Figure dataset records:
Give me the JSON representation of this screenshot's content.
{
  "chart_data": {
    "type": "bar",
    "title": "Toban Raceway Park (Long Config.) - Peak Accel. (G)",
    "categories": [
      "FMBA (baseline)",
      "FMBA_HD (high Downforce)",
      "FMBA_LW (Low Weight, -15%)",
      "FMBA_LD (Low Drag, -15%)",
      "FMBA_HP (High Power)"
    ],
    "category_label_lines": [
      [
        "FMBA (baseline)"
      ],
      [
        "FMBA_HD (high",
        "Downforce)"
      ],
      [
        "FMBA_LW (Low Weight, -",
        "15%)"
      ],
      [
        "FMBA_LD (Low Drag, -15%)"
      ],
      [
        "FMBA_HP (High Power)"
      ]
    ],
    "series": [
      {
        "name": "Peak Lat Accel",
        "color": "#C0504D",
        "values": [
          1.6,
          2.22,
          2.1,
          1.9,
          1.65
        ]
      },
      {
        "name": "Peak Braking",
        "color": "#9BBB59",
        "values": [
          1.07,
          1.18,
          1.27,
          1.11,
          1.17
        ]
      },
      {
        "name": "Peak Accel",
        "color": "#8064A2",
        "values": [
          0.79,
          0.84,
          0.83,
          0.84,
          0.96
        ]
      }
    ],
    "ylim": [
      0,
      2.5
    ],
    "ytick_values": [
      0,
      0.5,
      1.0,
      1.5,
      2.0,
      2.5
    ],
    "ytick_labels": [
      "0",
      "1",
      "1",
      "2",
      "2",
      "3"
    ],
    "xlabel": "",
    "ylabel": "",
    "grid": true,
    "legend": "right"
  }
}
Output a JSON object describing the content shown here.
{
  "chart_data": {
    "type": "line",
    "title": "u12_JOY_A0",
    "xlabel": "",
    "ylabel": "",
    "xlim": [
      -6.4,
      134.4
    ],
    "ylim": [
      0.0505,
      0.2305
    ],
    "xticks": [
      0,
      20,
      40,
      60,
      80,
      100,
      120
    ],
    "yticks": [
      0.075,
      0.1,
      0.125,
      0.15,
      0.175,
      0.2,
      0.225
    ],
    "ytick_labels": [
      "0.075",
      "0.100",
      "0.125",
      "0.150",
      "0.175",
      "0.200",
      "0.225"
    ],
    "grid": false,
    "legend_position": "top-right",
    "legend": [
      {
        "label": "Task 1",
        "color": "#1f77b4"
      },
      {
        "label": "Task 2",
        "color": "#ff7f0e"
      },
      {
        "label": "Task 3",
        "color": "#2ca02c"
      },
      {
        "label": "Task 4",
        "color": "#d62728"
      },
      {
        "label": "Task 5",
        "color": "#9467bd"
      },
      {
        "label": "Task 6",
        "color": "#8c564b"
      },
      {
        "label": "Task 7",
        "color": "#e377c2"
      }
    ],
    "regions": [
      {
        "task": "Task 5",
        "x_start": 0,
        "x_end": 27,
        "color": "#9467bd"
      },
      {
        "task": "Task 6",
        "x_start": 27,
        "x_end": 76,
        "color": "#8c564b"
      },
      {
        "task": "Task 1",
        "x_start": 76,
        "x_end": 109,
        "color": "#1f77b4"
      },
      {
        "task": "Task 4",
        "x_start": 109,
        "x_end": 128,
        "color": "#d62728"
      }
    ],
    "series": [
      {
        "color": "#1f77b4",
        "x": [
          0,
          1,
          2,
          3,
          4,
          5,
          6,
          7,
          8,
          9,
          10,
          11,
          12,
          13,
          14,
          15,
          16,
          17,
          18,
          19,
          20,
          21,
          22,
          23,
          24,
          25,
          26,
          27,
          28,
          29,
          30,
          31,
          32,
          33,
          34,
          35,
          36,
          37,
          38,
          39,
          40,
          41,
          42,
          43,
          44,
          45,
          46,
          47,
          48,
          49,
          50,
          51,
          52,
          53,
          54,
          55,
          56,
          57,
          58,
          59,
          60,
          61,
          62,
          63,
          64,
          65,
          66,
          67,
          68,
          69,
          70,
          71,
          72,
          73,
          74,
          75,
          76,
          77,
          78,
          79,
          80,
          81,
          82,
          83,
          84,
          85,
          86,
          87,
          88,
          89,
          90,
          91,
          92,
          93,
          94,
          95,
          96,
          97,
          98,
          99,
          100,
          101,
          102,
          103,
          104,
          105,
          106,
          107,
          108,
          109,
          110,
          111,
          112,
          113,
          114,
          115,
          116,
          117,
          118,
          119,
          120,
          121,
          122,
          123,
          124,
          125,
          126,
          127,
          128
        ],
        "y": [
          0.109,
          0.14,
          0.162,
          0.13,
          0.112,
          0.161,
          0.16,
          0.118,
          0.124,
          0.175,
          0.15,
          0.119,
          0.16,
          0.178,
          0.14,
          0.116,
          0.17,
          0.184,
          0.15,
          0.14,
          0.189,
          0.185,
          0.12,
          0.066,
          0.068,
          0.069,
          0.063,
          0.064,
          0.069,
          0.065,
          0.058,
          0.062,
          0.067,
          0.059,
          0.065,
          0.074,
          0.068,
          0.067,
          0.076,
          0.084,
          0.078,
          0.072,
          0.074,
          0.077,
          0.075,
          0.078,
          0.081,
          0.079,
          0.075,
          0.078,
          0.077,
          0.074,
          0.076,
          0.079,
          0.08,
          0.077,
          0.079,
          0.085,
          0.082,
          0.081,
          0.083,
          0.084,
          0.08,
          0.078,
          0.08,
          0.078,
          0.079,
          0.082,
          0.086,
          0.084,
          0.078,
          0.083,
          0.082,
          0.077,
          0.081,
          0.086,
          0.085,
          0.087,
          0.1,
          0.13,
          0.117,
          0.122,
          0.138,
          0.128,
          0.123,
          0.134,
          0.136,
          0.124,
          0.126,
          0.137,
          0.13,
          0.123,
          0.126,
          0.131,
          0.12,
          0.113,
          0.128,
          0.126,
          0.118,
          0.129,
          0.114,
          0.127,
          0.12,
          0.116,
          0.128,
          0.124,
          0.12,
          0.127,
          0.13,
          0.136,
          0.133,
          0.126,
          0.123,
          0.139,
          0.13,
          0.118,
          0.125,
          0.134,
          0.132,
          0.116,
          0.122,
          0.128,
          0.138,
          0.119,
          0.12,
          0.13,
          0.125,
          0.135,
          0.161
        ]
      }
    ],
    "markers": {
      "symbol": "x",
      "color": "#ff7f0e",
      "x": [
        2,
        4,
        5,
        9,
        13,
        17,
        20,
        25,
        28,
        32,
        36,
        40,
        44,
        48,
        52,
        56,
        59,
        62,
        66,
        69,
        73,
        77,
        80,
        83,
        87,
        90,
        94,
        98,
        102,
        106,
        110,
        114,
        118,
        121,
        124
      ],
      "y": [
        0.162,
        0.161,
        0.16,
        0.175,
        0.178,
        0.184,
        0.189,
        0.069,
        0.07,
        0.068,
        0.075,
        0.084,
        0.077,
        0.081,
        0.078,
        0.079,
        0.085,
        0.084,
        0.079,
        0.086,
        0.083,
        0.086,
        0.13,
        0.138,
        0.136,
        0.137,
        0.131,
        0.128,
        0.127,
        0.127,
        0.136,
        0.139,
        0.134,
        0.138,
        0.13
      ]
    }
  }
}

Written request: Using the entries above, please restate each one word for word.

Exercise solution:
Give me the JSON representation of this screenshot's content.
{
  "chart_data": {
    "type": "bar",
    "title": "Toban Raceway Park (Long Config.) - Peak Accel. (G)",
    "categories": [
      "FMBA (baseline)",
      "FMBA_HD (high Downforce)",
      "FMBA_LW (Low Weight, -15%)",
      "FMBA_LD (Low Drag, -15%)",
      "FMBA_HP (High Power)"
    ],
    "category_label_lines": [
      [
        "FMBA (baseline)"
      ],
      [
        "FMBA_HD (high",
        "Downforce)"
      ],
      [
        "FMBA_LW (Low Weight, -",
        "15%)"
      ],
      [
        "FMBA_LD (Low Drag, -15%)"
      ],
      [
        "FMBA_HP (High Power)"
      ]
    ],
    "series": [
      {
        "name": "Peak Lat Accel",
        "color": "#C0504D",
        "values": [
          1.6,
          2.22,
          2.1,
          1.9,
          1.65
        ]
      },
      {
        "name": "Peak Braking",
        "color": "#9BBB59",
        "values": [
          1.07,
          1.18,
          1.27,
          1.11,
          1.17
        ]
      },
      {
        "name": "Peak Accel",
        "color": "#8064A2",
        "values": [
          0.79,
          0.84,
          0.83,
          0.84,
          0.96
        ]
      }
    ],
    "ylim": [
      0,
      2.5
    ],
    "ytick_values": [
      0,
      0.5,
      1.0,
      1.5,
      2.0,
      2.5
    ],
    "ytick_labels": [
      "0",
      "1",
      "1",
      "2",
      "2",
      "3"
    ],
    "xlabel": "",
    "ylabel": "",
    "grid": true,
    "legend": "right"
  }
}
Output a JSON object describing the content shown here.
{
  "chart_data": {
    "type": "line",
    "title": "u12_JOY_A0",
    "xlabel": "",
    "ylabel": "",
    "xlim": [
      -6.4,
      134.4
    ],
    "ylim": [
      0.0505,
      0.2305
    ],
    "xticks": [
      0,
      20,
      40,
      60,
      80,
      100,
      120
    ],
    "yticks": [
      0.075,
      0.1,
      0.125,
      0.15,
      0.175,
      0.2,
      0.225
    ],
    "ytick_labels": [
      "0.075",
      "0.100",
      "0.125",
      "0.150",
      "0.175",
      "0.200",
      "0.225"
    ],
    "grid": false,
    "legend_position": "top-right",
    "legend": [
      {
        "label": "Task 1",
        "color": "#1f77b4"
      },
      {
        "label": "Task 2",
        "color": "#ff7f0e"
      },
      {
        "label": "Task 3",
        "color": "#2ca02c"
      },
      {
        "label": "Task 4",
        "color": "#d62728"
      },
      {
        "label": "Task 5",
        "color": "#9467bd"
      },
      {
        "label": "Task 6",
        "color": "#8c564b"
      },
      {
        "label": "Task 7",
        "color": "#e377c2"
      }
    ],
    "regions": [
      {
        "task": "Task 5",
        "x_start": 0,
        "x_end": 27,
        "color": "#9467bd"
      },
      {
        "task": "Task 6",
        "x_start": 27,
        "x_end": 76,
        "color": "#8c564b"
      },
      {
        "task": "Task 1",
        "x_start": 76,
        "x_end": 109,
        "color": "#1f77b4"
      },
      {
        "task": "Task 4",
        "x_start": 109,
        "x_end": 128,
        "color": "#d62728"
      }
    ],
    "series": [
      {
        "color": "#1f77b4",
        "x": [
          0,
          1,
          2,
          3,
          4,
          5,
          6,
          7,
          8,
          9,
          10,
          11,
          12,
          13,
          14,
          15,
          16,
          17,
          18,
          19,
          20,
          21,
          22,
          23,
          24,
          25,
          26,
          27,
          28,
          29,
          30,
          31,
          32,
          33,
          34,
          35,
          36,
          37,
          38,
          39,
          40,
          41,
          42,
          43,
          44,
          45,
          46,
          47,
          48,
          49,
          50,
          51,
          52,
          53,
          54,
          55,
          56,
          57,
          58,
          59,
          60,
          61,
          62,
          63,
          64,
          65,
          66,
          67,
          68,
          69,
          70,
          71,
          72,
          73,
          74,
          75,
          76,
          77,
          78,
          79,
          80,
          81,
          82,
          83,
          84,
          85,
          86,
          87,
          88,
          89,
          90,
          91,
          92,
          93,
          94,
          95,
          96,
          97,
          98,
          99,
          100,
          101,
          102,
          103,
          104,
          105,
          106,
          107,
          108,
          109,
          110,
          111,
          112,
          113,
          114,
          115,
          116,
          117,
          118,
          119,
          120,
          121,
          122,
          123,
          124,
          125,
          126,
          127,
          128
        ],
        "y": [
          0.109,
          0.14,
          0.162,
          0.13,
          0.112,
          0.161,
          0.16,
          0.118,
          0.124,
          0.175,
          0.15,
          0.119,
          0.16,
          0.178,
          0.14,
          0.116,
          0.17,
          0.184,
          0.15,
          0.14,
          0.189,
          0.185,
          0.12,
          0.066,
          0.068,
          0.069,
          0.063,
          0.064,
          0.069,
          0.065,
          0.058,
          0.062,
          0.067,
          0.059,
          0.065,
          0.074,
          0.068,
          0.067,
          0.076,
          0.084,
          0.078,
          0.072,
          0.074,
          0.077,
          0.075,
          0.078,
          0.081,
          0.079,
          0.075,
          0.078,
          0.077,
          0.074,
          0.076,
          0.079,
          0.08,
          0.077,
          0.079,
          0.085,
          0.082,
          0.081,
          0.083,
          0.084,
          0.08,
          0.078,
          0.08,
          0.078,
          0.079,
          0.082,
          0.086,
          0.084,
          0.078,
          0.083,
          0.082,
          0.077,
          0.081,
          0.086,
          0.085,
          0.087,
          0.1,
          0.13,
          0.117,
          0.122,
          0.138,
          0.128,
          0.123,
          0.134,
          0.136,
          0.124,
          0.126,
          0.137,
          0.13,
          0.123,
          0.126,
          0.131,
          0.12,
          0.113,
          0.128,
          0.126,
          0.118,
          0.129,
          0.114,
          0.127,
          0.12,
          0.116,
          0.128,
          0.124,
          0.12,
          0.127,
          0.13,
          0.136,
          0.133,
          0.126,
          0.123,
          0.139,
          0.13,
          0.118,
          0.125,
          0.134,
          0.132,
          0.116,
          0.122,
          0.128,
          0.138,
          0.119,
          0.12,
          0.13,
          0.125,
          0.135,
          0.161
        ]
      }
    ],
    "markers": {
      "symbol": "x",
      "color": "#ff7f0e",
      "x": [
        2,
        4,
        5,
        9,
        13,
        17,
        20,
        25,
        28,
        32,
        36,
        40,
        44,
        48,
        52,
        56,
        59,
        62,
        66,
        69,
        73,
        77,
        80,
        83,
        87,
        90,
        94,
        98,
        102,
        106,
        110,
        114,
        118,
        121,
        124
      ],
      "y": [
        0.162,
        0.161,
        0.16,
        0.175,
        0.178,
        0.184,
        0.189,
        0.069,
        0.07,
        0.068,
        0.075,
        0.084,
        0.077,
        0.081,
        0.078,
        0.079,
        0.085,
        0.084,
        0.079,
        0.086,
        0.083,
        0.086,
        0.13,
        0.138,
        0.136,
        0.137,
        0.131,
        0.128,
        0.127,
        0.127,
        0.136,
        0.139,
        0.134,
        0.138,
        0.13
      ]
    }
  }
}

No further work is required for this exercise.